Prompt:
Can you retype every one of the entries below, character for character, without changing anything?

====== Available records

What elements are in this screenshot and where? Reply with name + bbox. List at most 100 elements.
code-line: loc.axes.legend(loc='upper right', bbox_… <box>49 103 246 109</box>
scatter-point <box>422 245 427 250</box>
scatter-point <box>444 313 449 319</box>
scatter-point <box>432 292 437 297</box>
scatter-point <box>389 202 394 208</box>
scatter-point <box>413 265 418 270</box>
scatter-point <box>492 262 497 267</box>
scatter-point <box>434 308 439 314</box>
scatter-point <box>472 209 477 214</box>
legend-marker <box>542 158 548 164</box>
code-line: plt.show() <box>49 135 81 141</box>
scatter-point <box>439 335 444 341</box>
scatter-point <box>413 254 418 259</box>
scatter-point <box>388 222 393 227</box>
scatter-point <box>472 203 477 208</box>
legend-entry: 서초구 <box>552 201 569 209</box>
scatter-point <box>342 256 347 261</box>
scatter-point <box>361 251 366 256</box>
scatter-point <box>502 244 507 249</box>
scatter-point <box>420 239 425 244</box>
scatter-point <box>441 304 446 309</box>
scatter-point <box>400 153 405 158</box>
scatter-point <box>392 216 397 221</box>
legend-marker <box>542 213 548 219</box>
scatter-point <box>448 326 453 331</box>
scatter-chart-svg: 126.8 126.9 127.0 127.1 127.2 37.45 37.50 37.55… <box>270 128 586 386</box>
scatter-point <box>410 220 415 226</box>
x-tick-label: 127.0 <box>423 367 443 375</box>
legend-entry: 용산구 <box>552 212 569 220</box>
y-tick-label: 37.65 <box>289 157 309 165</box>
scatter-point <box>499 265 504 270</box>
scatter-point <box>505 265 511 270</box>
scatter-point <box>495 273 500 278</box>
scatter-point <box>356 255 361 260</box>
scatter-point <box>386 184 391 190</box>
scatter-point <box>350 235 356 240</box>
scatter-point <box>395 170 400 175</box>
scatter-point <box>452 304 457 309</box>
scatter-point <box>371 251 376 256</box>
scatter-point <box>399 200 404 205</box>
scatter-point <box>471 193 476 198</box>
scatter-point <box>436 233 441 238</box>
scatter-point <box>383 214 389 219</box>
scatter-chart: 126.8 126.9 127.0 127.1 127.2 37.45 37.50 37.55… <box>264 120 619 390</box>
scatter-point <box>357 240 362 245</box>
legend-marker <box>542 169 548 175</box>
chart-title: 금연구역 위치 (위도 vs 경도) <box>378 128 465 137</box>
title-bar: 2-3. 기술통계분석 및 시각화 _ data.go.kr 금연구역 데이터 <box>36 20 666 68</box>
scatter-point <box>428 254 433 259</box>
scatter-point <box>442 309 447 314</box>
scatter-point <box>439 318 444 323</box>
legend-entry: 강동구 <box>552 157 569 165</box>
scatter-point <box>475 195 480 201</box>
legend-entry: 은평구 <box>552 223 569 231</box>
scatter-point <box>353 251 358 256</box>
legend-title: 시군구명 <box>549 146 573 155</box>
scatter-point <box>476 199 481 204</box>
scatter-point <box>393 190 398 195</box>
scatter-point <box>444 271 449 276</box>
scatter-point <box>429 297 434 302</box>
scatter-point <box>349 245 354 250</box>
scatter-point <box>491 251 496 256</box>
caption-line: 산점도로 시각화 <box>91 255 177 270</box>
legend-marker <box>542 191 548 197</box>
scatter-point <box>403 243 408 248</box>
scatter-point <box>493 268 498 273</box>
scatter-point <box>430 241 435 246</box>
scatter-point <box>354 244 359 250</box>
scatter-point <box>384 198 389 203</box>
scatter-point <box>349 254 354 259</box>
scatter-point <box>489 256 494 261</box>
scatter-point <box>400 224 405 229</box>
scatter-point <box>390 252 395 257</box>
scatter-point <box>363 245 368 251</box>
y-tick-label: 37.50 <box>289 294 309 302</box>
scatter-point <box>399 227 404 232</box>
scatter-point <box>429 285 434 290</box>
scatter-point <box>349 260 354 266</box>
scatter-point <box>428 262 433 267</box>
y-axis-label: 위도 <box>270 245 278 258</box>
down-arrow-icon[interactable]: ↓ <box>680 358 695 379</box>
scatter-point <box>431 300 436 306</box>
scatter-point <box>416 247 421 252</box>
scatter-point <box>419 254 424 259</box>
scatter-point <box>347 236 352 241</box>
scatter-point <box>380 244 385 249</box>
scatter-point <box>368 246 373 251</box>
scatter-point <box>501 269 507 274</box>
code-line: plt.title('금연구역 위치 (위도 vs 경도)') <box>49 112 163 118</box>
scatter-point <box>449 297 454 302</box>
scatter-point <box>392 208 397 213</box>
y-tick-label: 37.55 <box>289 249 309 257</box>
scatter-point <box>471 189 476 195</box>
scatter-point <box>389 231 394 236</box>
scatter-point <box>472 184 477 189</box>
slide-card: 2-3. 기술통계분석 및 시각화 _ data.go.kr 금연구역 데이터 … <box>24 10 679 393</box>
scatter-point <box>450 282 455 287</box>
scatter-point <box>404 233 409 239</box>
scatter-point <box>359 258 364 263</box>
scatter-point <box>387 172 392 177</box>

============

Response to the task:
What elements are in this screenshot and where? Reply with name + bbox. List at most 100 elements.
code-line: loc.axes.legend(loc='upper right', bbox_… <box>49 103 246 109</box>
scatter-point <box>422 245 427 250</box>
scatter-point <box>444 313 449 319</box>
scatter-point <box>432 292 437 297</box>
scatter-point <box>389 202 394 208</box>
scatter-point <box>413 265 418 270</box>
scatter-point <box>492 262 497 267</box>
scatter-point <box>434 308 439 314</box>
scatter-point <box>472 209 477 214</box>
legend-marker <box>542 158 548 164</box>
code-line: plt.show() <box>49 135 81 141</box>
scatter-point <box>439 335 444 341</box>
scatter-point <box>413 254 418 259</box>
scatter-point <box>388 222 393 227</box>
scatter-point <box>472 203 477 208</box>
legend-entry: 서초구 <box>552 201 569 209</box>
scatter-point <box>342 256 347 261</box>
scatter-point <box>361 251 366 256</box>
scatter-point <box>502 244 507 249</box>
scatter-point <box>420 239 425 244</box>
scatter-point <box>441 304 446 309</box>
scatter-point <box>400 153 405 158</box>
scatter-point <box>392 216 397 221</box>
legend-marker <box>542 213 548 219</box>
scatter-point <box>448 326 453 331</box>
scatter-chart-svg: 126.8 126.9 127.0 127.1 127.2 37.45 37.50 37.55… <box>270 128 586 386</box>
scatter-point <box>410 220 415 226</box>
x-tick-label: 127.0 <box>423 367 443 375</box>
legend-entry: 용산구 <box>552 212 569 220</box>
y-tick-label: 37.65 <box>289 157 309 165</box>
scatter-point <box>499 265 504 270</box>
scatter-point <box>505 265 511 270</box>
scatter-point <box>495 273 500 278</box>
scatter-point <box>356 255 361 260</box>
scatter-point <box>386 184 391 190</box>
scatter-point <box>350 235 356 240</box>
scatter-point <box>395 170 400 175</box>
scatter-point <box>452 304 457 309</box>
scatter-point <box>371 251 376 256</box>
scatter-point <box>399 200 404 205</box>
scatter-point <box>471 193 476 198</box>
scatter-point <box>436 233 441 238</box>
scatter-point <box>383 214 389 219</box>
scatter-chart: 126.8 126.9 127.0 127.1 127.2 37.45 37.50 37.55… <box>264 120 619 390</box>
scatter-point <box>357 240 362 245</box>
legend-marker <box>542 169 548 175</box>
chart-title: 금연구역 위치 (위도 vs 경도) <box>378 128 465 137</box>
title-bar: 2-3. 기술통계분석 및 시각화 _ data.go.kr 금연구역 데이터 <box>36 20 666 68</box>
scatter-point <box>428 254 433 259</box>
scatter-point <box>442 309 447 314</box>
scatter-point <box>439 318 444 323</box>
legend-entry: 강동구 <box>552 157 569 165</box>
scatter-point <box>475 195 480 201</box>
legend-entry: 은평구 <box>552 223 569 231</box>
scatter-point <box>353 251 358 256</box>
legend-title: 시군구명 <box>549 146 573 155</box>
scatter-point <box>476 199 481 204</box>
scatter-point <box>393 190 398 195</box>
scatter-point <box>444 271 449 276</box>
scatter-point <box>429 297 434 302</box>
scatter-point <box>349 245 354 250</box>
scatter-point <box>491 251 496 256</box>
caption-line: 산점도로 시각화 <box>91 255 177 270</box>
legend-marker <box>542 191 548 197</box>
scatter-point <box>403 243 408 248</box>
scatter-point <box>493 268 498 273</box>
scatter-point <box>430 241 435 246</box>
scatter-point <box>354 244 359 250</box>
scatter-point <box>384 198 389 203</box>
scatter-point <box>349 254 354 259</box>
scatter-point <box>489 256 494 261</box>
scatter-point <box>400 224 405 229</box>
scatter-point <box>390 252 395 257</box>
scatter-point <box>363 245 368 251</box>
y-tick-label: 37.50 <box>289 294 309 302</box>
scatter-point <box>399 227 404 232</box>
scatter-point <box>429 285 434 290</box>
scatter-point <box>349 260 354 266</box>
scatter-point <box>428 262 433 267</box>
y-axis-label: 위도 <box>270 245 278 258</box>
down-arrow-icon[interactable]: ↓ <box>680 358 695 379</box>
scatter-point <box>431 300 436 306</box>
scatter-point <box>416 247 421 252</box>
scatter-point <box>419 254 424 259</box>
scatter-point <box>347 236 352 241</box>
scatter-point <box>380 244 385 249</box>
scatter-point <box>368 246 373 251</box>
scatter-point <box>501 269 507 274</box>
code-line: plt.title('금연구역 위치 (위도 vs 경도)') <box>49 112 163 118</box>
scatter-point <box>449 297 454 302</box>
scatter-point <box>392 208 397 213</box>
y-tick-label: 37.55 <box>289 249 309 257</box>
scatter-point <box>471 189 476 195</box>
scatter-point <box>389 231 394 236</box>
scatter-point <box>472 184 477 189</box>
slide-card: 2-3. 기술통계분석 및 시각화 _ data.go.kr 금연구역 데이터 … <box>24 10 679 393</box>
scatter-point <box>450 282 455 287</box>
scatter-point <box>404 233 409 239</box>
scatter-point <box>359 258 364 263</box>
scatter-point <box>387 172 392 177</box>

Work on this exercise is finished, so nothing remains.